Return the material exactly as supplied, apart from the pictures, which are omitted.
--- start TASK DATA ---
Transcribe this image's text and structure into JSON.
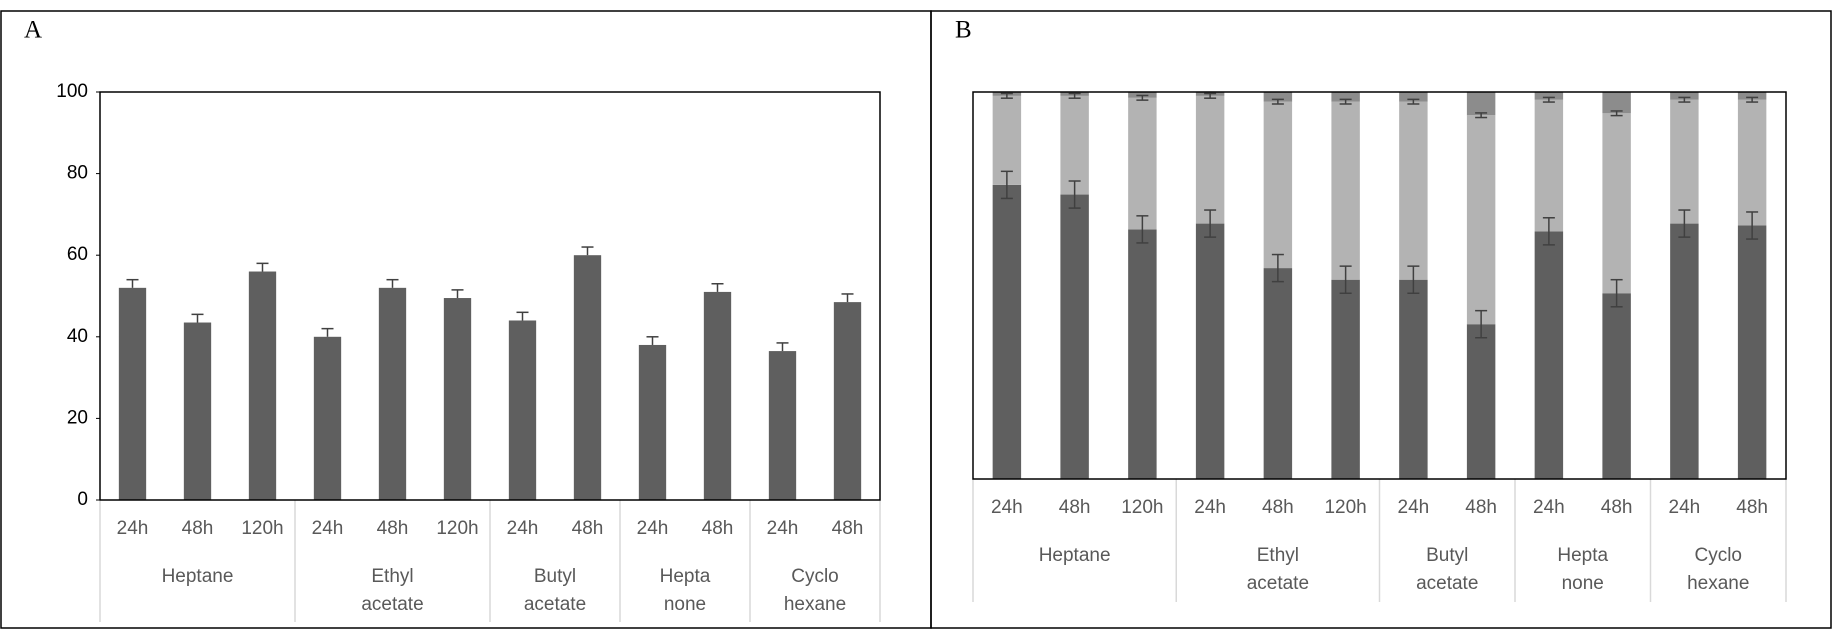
{
  "chart_data": [
    {
      "type": "bar",
      "panel_label": "A",
      "color": "#5f5f5f",
      "error_bars": "plus",
      "groups": [
        {
          "name": [
            "Heptane"
          ],
          "categories": [
            "24h",
            "48h",
            "120h"
          ]
        },
        {
          "name": [
            "Ethyl",
            "acetate"
          ],
          "categories": [
            "24h",
            "48h",
            "120h"
          ]
        },
        {
          "name": [
            "Butyl",
            "acetate"
          ],
          "categories": [
            "24h",
            "48h"
          ]
        },
        {
          "name": [
            "Hepta",
            "none"
          ],
          "categories": [
            "24h",
            "48h"
          ]
        },
        {
          "name": [
            "Cyclo",
            "hexane"
          ],
          "categories": [
            "24h",
            "48h"
          ]
        }
      ],
      "values": [
        52,
        43.5,
        56,
        40,
        52,
        49.5,
        44,
        60,
        38,
        51,
        36.5,
        48.5
      ],
      "errors": [
        2,
        2,
        2,
        2,
        2,
        2,
        2,
        2,
        2,
        2,
        2,
        2
      ],
      "ylim": [
        0,
        100
      ],
      "yticks": [
        0,
        20,
        40,
        60,
        80,
        100
      ]
    },
    {
      "type": "stacked_bar",
      "panel_label": "B",
      "error_bars": "both",
      "groups": [
        {
          "name": [
            "Heptane"
          ],
          "categories": [
            "24h",
            "48h",
            "120h"
          ]
        },
        {
          "name": [
            "Ethyl",
            "acetate"
          ],
          "categories": [
            "24h",
            "48h",
            "120h"
          ]
        },
        {
          "name": [
            "Butyl",
            "acetate"
          ],
          "categories": [
            "24h",
            "48h"
          ]
        },
        {
          "name": [
            "Hepta",
            "none"
          ],
          "categories": [
            "24h",
            "48h"
          ]
        },
        {
          "name": [
            "Cyclo",
            "hexane"
          ],
          "categories": [
            "24h",
            "48h"
          ]
        }
      ],
      "series": [
        {
          "color": "#5f5f5f",
          "values": [
            76,
            73.5,
            64.5,
            66,
            54.5,
            51.5,
            51.5,
            40,
            64,
            48,
            66,
            65.5
          ],
          "errors": [
            3.5,
            3.5,
            3.5,
            3.5,
            3.5,
            3.5,
            3.5,
            3.5,
            3.5,
            3.5,
            3.5,
            3.5
          ]
        },
        {
          "color": "#b3b3b3",
          "values": [
            23,
            25.5,
            34,
            33,
            43,
            46,
            46,
            54,
            34,
            46.5,
            32,
            32.5
          ],
          "errors": [
            0.6,
            0.6,
            0.6,
            0.6,
            0.6,
            0.6,
            0.6,
            0.6,
            0.6,
            0.6,
            0.6,
            0.6
          ]
        },
        {
          "color": "#8c8c8c",
          "values": [
            1,
            1,
            1.5,
            1,
            2.5,
            2.5,
            2.5,
            6,
            2,
            5.5,
            2,
            2
          ]
        }
      ],
      "ylim": [
        0,
        100
      ]
    }
  ]
}
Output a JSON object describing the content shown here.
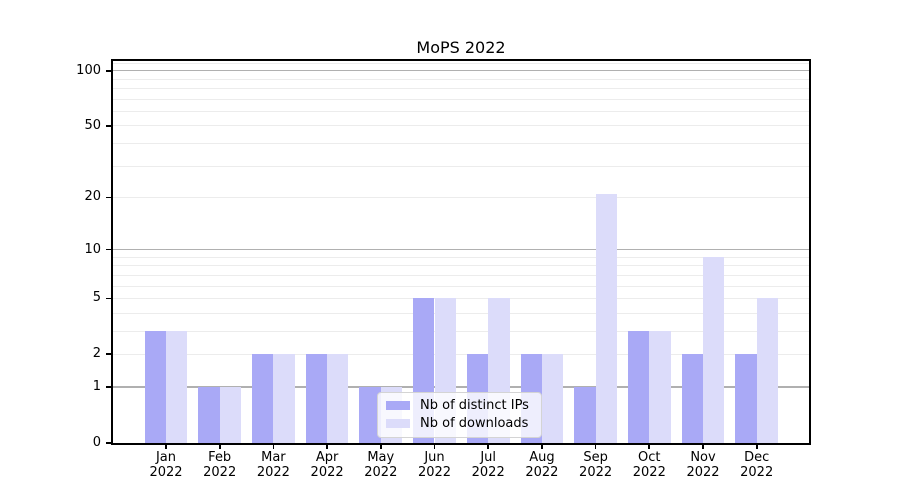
{
  "chart_data": {
    "type": "bar",
    "title": "MoPS 2022",
    "categories": [
      "Jan 2022",
      "Feb 2022",
      "Mar 2022",
      "Apr 2022",
      "May 2022",
      "Jun 2022",
      "Jul 2022",
      "Aug 2022",
      "Sep 2022",
      "Oct 2022",
      "Nov 2022",
      "Dec 2022"
    ],
    "x_tick_month": [
      "Jan",
      "Feb",
      "Mar",
      "Apr",
      "May",
      "Jun",
      "Jul",
      "Aug",
      "Sep",
      "Oct",
      "Nov",
      "Dec"
    ],
    "x_tick_year": "2022",
    "series": [
      {
        "name": "Nb of distinct IPs",
        "color": "#a9a9f6",
        "values": [
          3,
          1,
          2,
          2,
          1,
          5,
          2,
          2,
          1,
          3,
          2,
          2
        ]
      },
      {
        "name": "Nb of downloads",
        "color": "#dcdcfa",
        "values": [
          3,
          1,
          2,
          2,
          1,
          5,
          5,
          2,
          21,
          3,
          9,
          5
        ]
      }
    ],
    "yscale": "log1p",
    "ylim": [
      0,
      113
    ],
    "y_ticks": [
      0,
      1,
      2,
      5,
      10,
      20,
      50,
      100
    ],
    "major_gridlines": [
      1,
      10,
      100
    ],
    "minor_gridlines": [
      2,
      3,
      4,
      5,
      6,
      7,
      8,
      9,
      20,
      30,
      40,
      50,
      60,
      70,
      80,
      90,
      110
    ],
    "grid": true,
    "legend_position": "lower center"
  }
}
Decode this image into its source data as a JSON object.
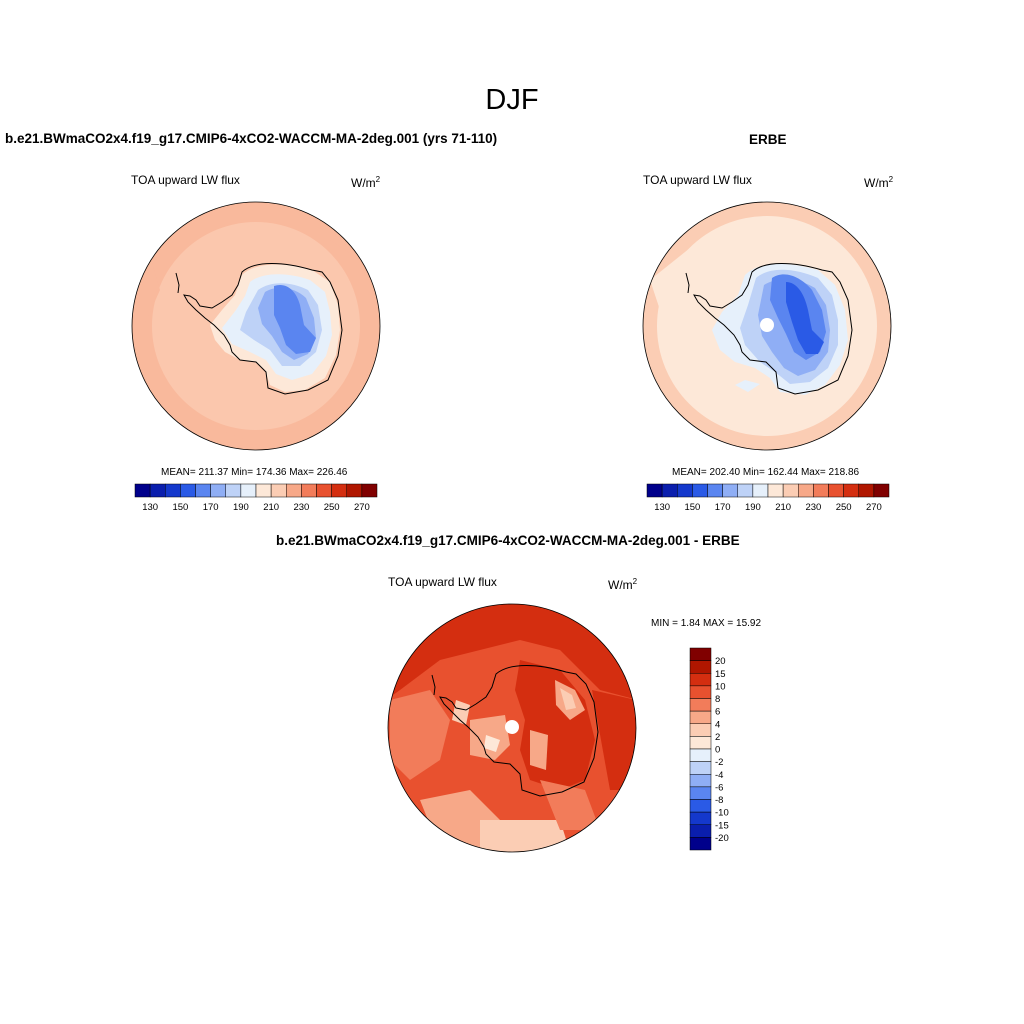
{
  "title": "DJF",
  "panels": {
    "model": {
      "title": "b.e21.BWmaCO2x4.f19_g17.CMIP6-4xCO2-WACCM-MA-2deg.001 (yrs 71-110)",
      "variable": "TOA upward LW flux",
      "units_base": "W/m",
      "units_exp": "2",
      "stats": "MEAN= 211.37  Min= 174.36  Max= 226.46"
    },
    "obs": {
      "title": "ERBE",
      "variable": "TOA upward LW flux",
      "units_base": "W/m",
      "units_exp": "2",
      "stats": "MEAN= 202.40  Min= 162.44  Max= 218.86"
    },
    "diff": {
      "title": "b.e21.BWmaCO2x4.f19_g17.CMIP6-4xCO2-WACCM-MA-2deg.001 - ERBE",
      "variable": "TOA upward LW flux",
      "units_base": "W/m",
      "units_exp": "2",
      "stats": "MIN =   1.84 MAX =  15.92"
    }
  },
  "colorbars": {
    "absolute": {
      "colors": [
        "#00008b",
        "#0a1ead",
        "#1438cc",
        "#2a5ae6",
        "#5a85f0",
        "#8faef5",
        "#bed2f7",
        "#e6f0fb",
        "#fde8d8",
        "#fbcdb4",
        "#f7a888",
        "#f27c5a",
        "#e8512f",
        "#d42e10",
        "#b01600",
        "#800000"
      ],
      "tick_labels": [
        "130",
        "150",
        "170",
        "190",
        "210",
        "230",
        "250",
        "270"
      ]
    },
    "difference": {
      "colors": [
        "#00008b",
        "#0a1ead",
        "#1438cc",
        "#2a5ae6",
        "#5a85f0",
        "#8faef5",
        "#bed2f7",
        "#e6f0fb",
        "#fde8d8",
        "#fbcdb4",
        "#f7a888",
        "#f27c5a",
        "#e8512f",
        "#d42e10",
        "#b01600",
        "#800000"
      ],
      "tick_labels": [
        "20",
        "15",
        "10",
        "8",
        "6",
        "4",
        "2",
        "0",
        "-2",
        "-4",
        "-6",
        "-8",
        "-10",
        "-15",
        "-20"
      ]
    }
  }
}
--- end TASK DATA ---
**RESPONSE BELOW:**
Transcribe this image's text and structure into JSON.
{
  "chart_data": [
    {
      "type": "bar",
      "panel_label": "A",
      "color": "#5f5f5f",
      "error_bars": "plus",
      "groups": [
        {
          "name": [
            "Heptane"
          ],
          "categories": [
            "24h",
            "48h",
            "120h"
          ]
        },
        {
          "name": [
            "Ethyl",
            "acetate"
          ],
          "categories": [
            "24h",
            "48h",
            "120h"
          ]
        },
        {
          "name": [
            "Butyl",
            "acetate"
          ],
          "categories": [
            "24h",
            "48h"
          ]
        },
        {
          "name": [
            "Hepta",
            "none"
          ],
          "categories": [
            "24h",
            "48h"
          ]
        },
        {
          "name": [
            "Cyclo",
            "hexane"
          ],
          "categories": [
            "24h",
            "48h"
          ]
        }
      ],
      "values": [
        52,
        43.5,
        56,
        40,
        52,
        49.5,
        44,
        60,
        38,
        51,
        36.5,
        48.5
      ],
      "errors": [
        2,
        2,
        2,
        2,
        2,
        2,
        2,
        2,
        2,
        2,
        2,
        2
      ],
      "ylim": [
        0,
        100
      ],
      "yticks": [
        0,
        20,
        40,
        60,
        80,
        100
      ]
    },
    {
      "type": "stacked_bar",
      "panel_label": "B",
      "error_bars": "both",
      "groups": [
        {
          "name": [
            "Heptane"
          ],
          "categories": [
            "24h",
            "48h",
            "120h"
          ]
        },
        {
          "name": [
            "Ethyl",
            "acetate"
          ],
          "categories": [
            "24h",
            "48h",
            "120h"
          ]
        },
        {
          "name": [
            "Butyl",
            "acetate"
          ],
          "categories": [
            "24h",
            "48h"
          ]
        },
        {
          "name": [
            "Hepta",
            "none"
          ],
          "categories": [
            "24h",
            "48h"
          ]
        },
        {
          "name": [
            "Cyclo",
            "hexane"
          ],
          "categories": [
            "24h",
            "48h"
          ]
        }
      ],
      "series": [
        {
          "color": "#5f5f5f",
          "values": [
            76,
            73.5,
            64.5,
            66,
            54.5,
            51.5,
            51.5,
            40,
            64,
            48,
            66,
            65.5
          ],
          "errors": [
            3.5,
            3.5,
            3.5,
            3.5,
            3.5,
            3.5,
            3.5,
            3.5,
            3.5,
            3.5,
            3.5,
            3.5
          ]
        },
        {
          "color": "#b3b3b3",
          "values": [
            23,
            25.5,
            34,
            33,
            43,
            46,
            46,
            54,
            34,
            46.5,
            32,
            32.5
          ],
          "errors": [
            0.6,
            0.6,
            0.6,
            0.6,
            0.6,
            0.6,
            0.6,
            0.6,
            0.6,
            0.6,
            0.6,
            0.6
          ]
        },
        {
          "color": "#8c8c8c",
          "values": [
            1,
            1,
            1.5,
            1,
            2.5,
            2.5,
            2.5,
            6,
            2,
            5.5,
            2,
            2
          ]
        }
      ],
      "ylim": [
        0,
        100
      ]
    }
  ]
}
Output a JSON object describing the content shown here.
{
  "chart_data": {
    "type": "bar",
    "title": "MoPS 2022",
    "categories": [
      "Jan 2022",
      "Feb 2022",
      "Mar 2022",
      "Apr 2022",
      "May 2022",
      "Jun 2022",
      "Jul 2022",
      "Aug 2022",
      "Sep 2022",
      "Oct 2022",
      "Nov 2022",
      "Dec 2022"
    ],
    "x_tick_month": [
      "Jan",
      "Feb",
      "Mar",
      "Apr",
      "May",
      "Jun",
      "Jul",
      "Aug",
      "Sep",
      "Oct",
      "Nov",
      "Dec"
    ],
    "x_tick_year": "2022",
    "series": [
      {
        "name": "Nb of distinct IPs",
        "color": "#a9a9f6",
        "values": [
          3,
          1,
          2,
          2,
          1,
          5,
          2,
          2,
          1,
          3,
          2,
          2
        ]
      },
      {
        "name": "Nb of downloads",
        "color": "#dcdcfa",
        "values": [
          3,
          1,
          2,
          2,
          1,
          5,
          5,
          2,
          21,
          3,
          9,
          5
        ]
      }
    ],
    "yscale": "log1p",
    "ylim": [
      0,
      113
    ],
    "y_ticks": [
      0,
      1,
      2,
      5,
      10,
      20,
      50,
      100
    ],
    "major_gridlines": [
      1,
      10,
      100
    ],
    "minor_gridlines": [
      2,
      3,
      4,
      5,
      6,
      7,
      8,
      9,
      20,
      30,
      40,
      50,
      60,
      70,
      80,
      90,
      110
    ],
    "grid": true,
    "legend_position": "lower center"
  }
}
Decode this image into its source data as a JSON object.
{
  "title": "DJF",
  "panels": {
    "model": {
      "title": "b.e21.BWmaCO2x4.f19_g17.CMIP6-4xCO2-WACCM-MA-2deg.001 (yrs 71-110)",
      "variable": "TOA upward LW flux",
      "units_base": "W/m",
      "units_exp": "2",
      "stats": "MEAN= 211.37  Min= 174.36  Max= 226.46"
    },
    "obs": {
      "title": "ERBE",
      "variable": "TOA upward LW flux",
      "units_base": "W/m",
      "units_exp": "2",
      "stats": "MEAN= 202.40  Min= 162.44  Max= 218.86"
    },
    "diff": {
      "title": "b.e21.BWmaCO2x4.f19_g17.CMIP6-4xCO2-WACCM-MA-2deg.001 - ERBE",
      "variable": "TOA upward LW flux",
      "units_base": "W/m",
      "units_exp": "2",
      "stats": "MIN =   1.84 MAX =  15.92"
    }
  },
  "colorbars": {
    "absolute": {
      "colors": [
        "#00008b",
        "#0a1ead",
        "#1438cc",
        "#2a5ae6",
        "#5a85f0",
        "#8faef5",
        "#bed2f7",
        "#e6f0fb",
        "#fde8d8",
        "#fbcdb4",
        "#f7a888",
        "#f27c5a",
        "#e8512f",
        "#d42e10",
        "#b01600",
        "#800000"
      ],
      "tick_labels": [
        "130",
        "150",
        "170",
        "190",
        "210",
        "230",
        "250",
        "270"
      ]
    },
    "difference": {
      "colors": [
        "#00008b",
        "#0a1ead",
        "#1438cc",
        "#2a5ae6",
        "#5a85f0",
        "#8faef5",
        "#bed2f7",
        "#e6f0fb",
        "#fde8d8",
        "#fbcdb4",
        "#f7a888",
        "#f27c5a",
        "#e8512f",
        "#d42e10",
        "#b01600",
        "#800000"
      ],
      "tick_labels": [
        "20",
        "15",
        "10",
        "8",
        "6",
        "4",
        "2",
        "0",
        "-2",
        "-4",
        "-6",
        "-8",
        "-10",
        "-15",
        "-20"
      ]
    }
  }
}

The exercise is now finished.